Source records
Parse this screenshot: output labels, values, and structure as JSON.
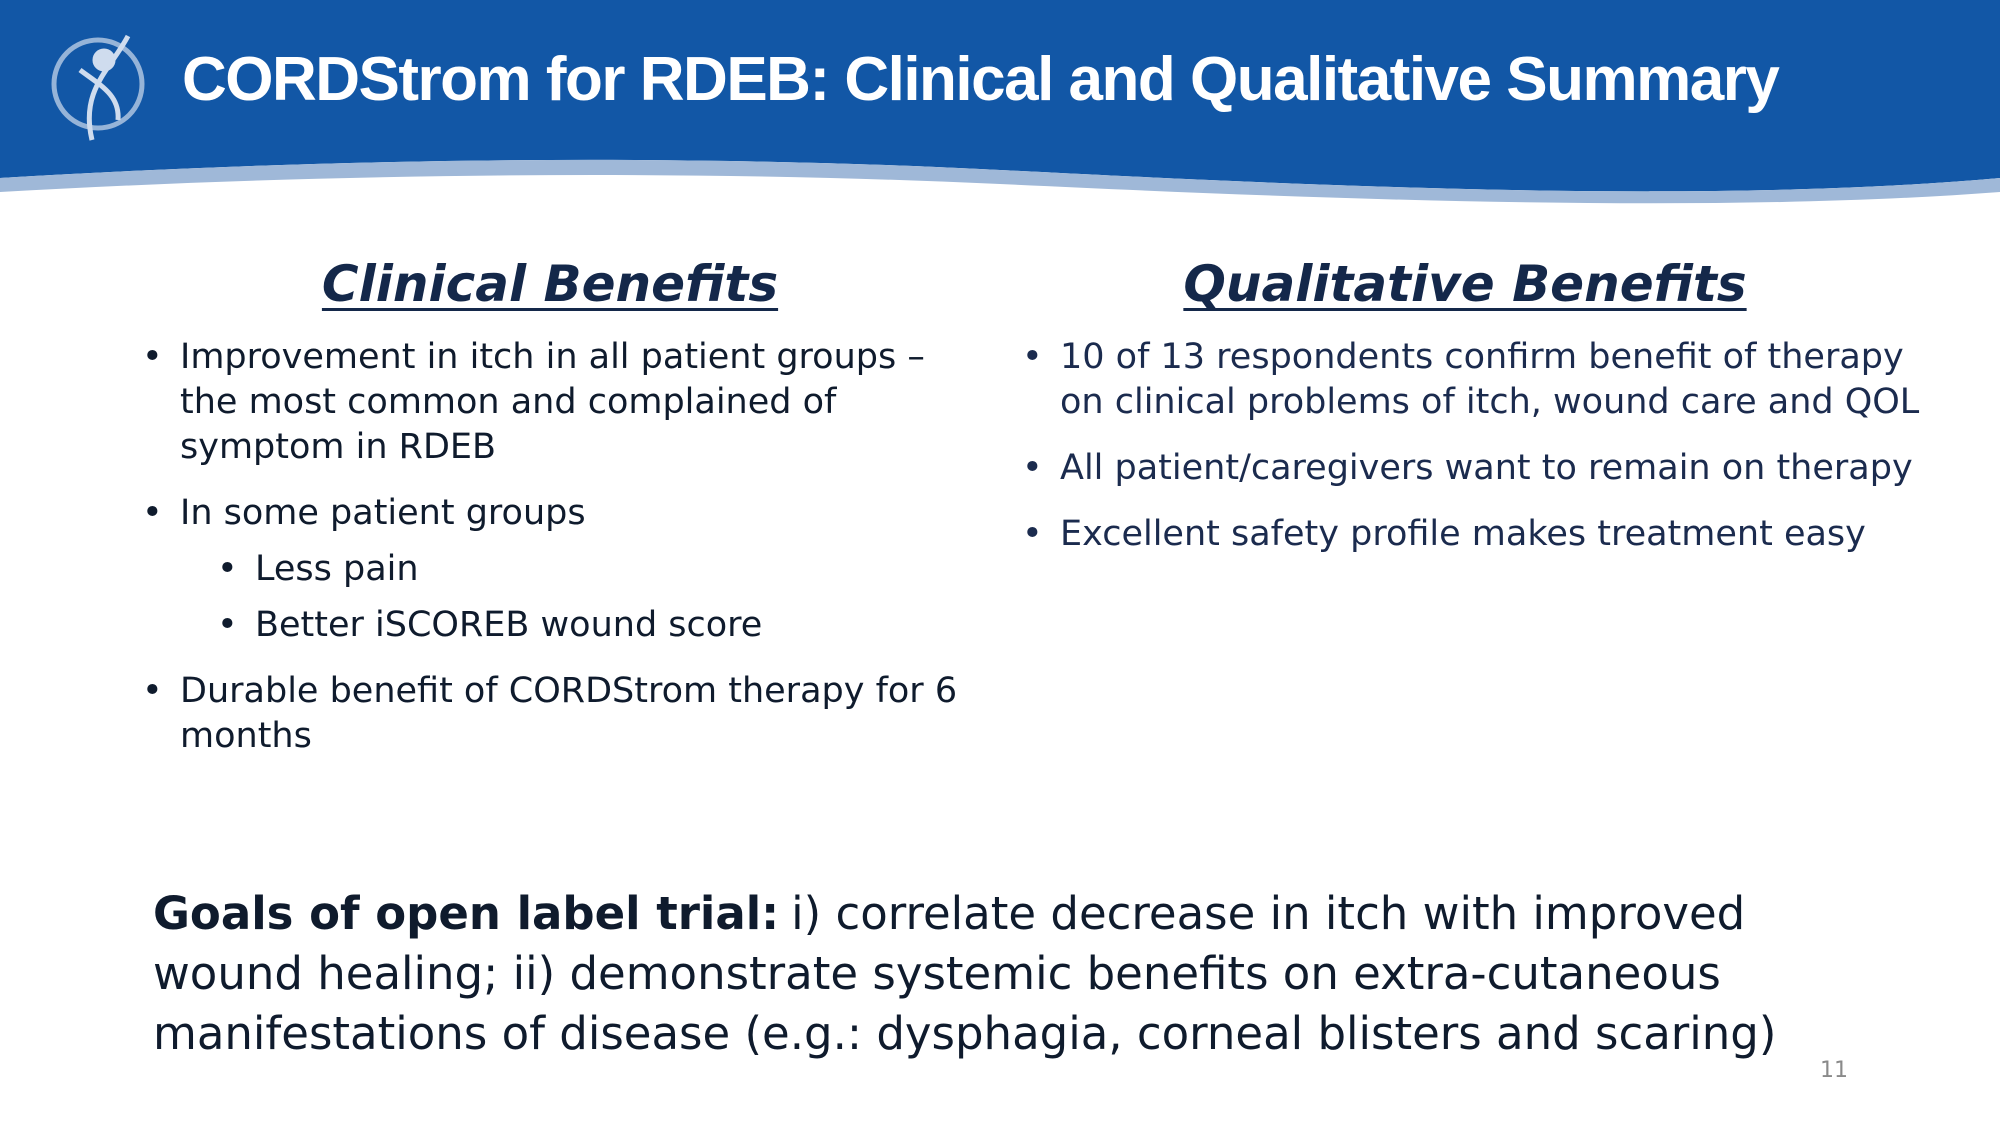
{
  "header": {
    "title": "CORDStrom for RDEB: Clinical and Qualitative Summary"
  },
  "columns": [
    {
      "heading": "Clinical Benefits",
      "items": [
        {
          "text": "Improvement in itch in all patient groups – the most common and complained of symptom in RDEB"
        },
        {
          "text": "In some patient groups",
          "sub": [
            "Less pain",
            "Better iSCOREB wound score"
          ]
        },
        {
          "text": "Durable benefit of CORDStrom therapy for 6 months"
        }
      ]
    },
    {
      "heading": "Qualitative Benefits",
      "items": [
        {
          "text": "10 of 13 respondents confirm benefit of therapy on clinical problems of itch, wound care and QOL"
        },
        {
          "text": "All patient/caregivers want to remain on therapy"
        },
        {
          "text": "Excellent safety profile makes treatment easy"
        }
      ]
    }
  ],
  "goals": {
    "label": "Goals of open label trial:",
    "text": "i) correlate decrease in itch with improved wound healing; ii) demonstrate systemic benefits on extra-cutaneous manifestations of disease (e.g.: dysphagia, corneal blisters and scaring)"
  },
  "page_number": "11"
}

--

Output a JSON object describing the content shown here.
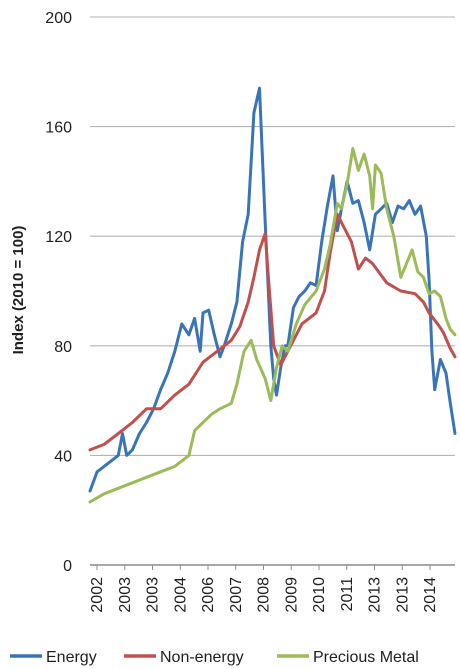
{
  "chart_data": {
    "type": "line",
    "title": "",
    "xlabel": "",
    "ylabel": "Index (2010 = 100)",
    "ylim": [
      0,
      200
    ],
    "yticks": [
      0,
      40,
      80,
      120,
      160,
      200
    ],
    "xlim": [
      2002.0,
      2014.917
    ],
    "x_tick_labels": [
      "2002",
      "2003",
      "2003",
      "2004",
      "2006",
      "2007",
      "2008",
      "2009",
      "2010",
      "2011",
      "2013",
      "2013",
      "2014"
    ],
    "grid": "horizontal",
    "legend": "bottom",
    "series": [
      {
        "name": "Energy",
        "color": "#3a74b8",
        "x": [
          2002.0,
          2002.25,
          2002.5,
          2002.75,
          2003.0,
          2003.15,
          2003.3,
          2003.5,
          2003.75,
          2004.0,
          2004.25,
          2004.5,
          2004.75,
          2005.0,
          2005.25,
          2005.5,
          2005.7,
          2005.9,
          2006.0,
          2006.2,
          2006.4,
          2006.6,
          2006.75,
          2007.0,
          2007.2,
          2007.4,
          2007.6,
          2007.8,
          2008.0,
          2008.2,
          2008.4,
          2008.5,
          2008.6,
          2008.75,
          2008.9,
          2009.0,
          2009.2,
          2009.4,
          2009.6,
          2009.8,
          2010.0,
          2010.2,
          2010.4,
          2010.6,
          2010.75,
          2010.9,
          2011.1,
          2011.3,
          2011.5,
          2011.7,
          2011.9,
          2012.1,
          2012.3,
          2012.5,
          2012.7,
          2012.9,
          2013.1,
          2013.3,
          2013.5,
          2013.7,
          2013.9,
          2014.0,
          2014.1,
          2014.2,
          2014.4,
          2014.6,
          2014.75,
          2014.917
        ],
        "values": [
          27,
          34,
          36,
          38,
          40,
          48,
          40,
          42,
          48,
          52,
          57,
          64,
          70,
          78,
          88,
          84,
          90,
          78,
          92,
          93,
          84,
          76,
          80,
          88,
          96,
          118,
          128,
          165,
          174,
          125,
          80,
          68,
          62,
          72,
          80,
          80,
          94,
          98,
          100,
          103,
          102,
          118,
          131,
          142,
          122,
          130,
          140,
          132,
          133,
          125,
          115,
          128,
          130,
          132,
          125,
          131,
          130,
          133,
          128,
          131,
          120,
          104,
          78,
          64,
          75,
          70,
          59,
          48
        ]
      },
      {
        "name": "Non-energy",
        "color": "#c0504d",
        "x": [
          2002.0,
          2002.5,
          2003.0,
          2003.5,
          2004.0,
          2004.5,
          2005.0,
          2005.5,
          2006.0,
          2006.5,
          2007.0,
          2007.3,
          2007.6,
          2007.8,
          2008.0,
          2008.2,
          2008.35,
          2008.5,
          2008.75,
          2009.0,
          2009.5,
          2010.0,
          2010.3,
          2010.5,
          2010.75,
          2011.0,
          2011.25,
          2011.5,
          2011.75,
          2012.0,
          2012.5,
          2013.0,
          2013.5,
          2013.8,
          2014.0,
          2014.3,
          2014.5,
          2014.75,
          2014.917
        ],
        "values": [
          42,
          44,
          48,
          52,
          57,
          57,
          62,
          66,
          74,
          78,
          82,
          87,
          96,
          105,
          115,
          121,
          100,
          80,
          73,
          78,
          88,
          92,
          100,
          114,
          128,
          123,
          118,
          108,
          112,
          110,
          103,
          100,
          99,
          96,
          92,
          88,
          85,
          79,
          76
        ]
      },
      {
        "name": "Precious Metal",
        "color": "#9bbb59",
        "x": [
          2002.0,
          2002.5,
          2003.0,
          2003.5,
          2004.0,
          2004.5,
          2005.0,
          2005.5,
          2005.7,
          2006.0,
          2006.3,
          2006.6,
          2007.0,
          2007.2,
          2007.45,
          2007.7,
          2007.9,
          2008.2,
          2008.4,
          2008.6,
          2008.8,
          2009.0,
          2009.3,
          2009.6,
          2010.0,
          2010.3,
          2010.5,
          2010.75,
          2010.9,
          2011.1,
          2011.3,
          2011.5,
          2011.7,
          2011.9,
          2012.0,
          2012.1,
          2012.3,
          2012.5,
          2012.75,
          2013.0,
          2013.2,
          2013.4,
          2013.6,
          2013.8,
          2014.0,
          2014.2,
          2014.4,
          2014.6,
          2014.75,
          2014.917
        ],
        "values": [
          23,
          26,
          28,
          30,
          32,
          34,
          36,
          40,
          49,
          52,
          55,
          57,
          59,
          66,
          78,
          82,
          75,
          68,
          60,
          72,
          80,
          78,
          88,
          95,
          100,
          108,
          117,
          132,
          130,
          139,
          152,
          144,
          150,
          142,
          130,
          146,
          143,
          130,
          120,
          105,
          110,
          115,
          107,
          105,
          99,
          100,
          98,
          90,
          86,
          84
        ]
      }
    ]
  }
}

Task directions: Gather and return every line that holds the string "color".

Written solution:
        "color": "#3a74b8",
        "color": "#c0504d",
        "color": "#9bbb59",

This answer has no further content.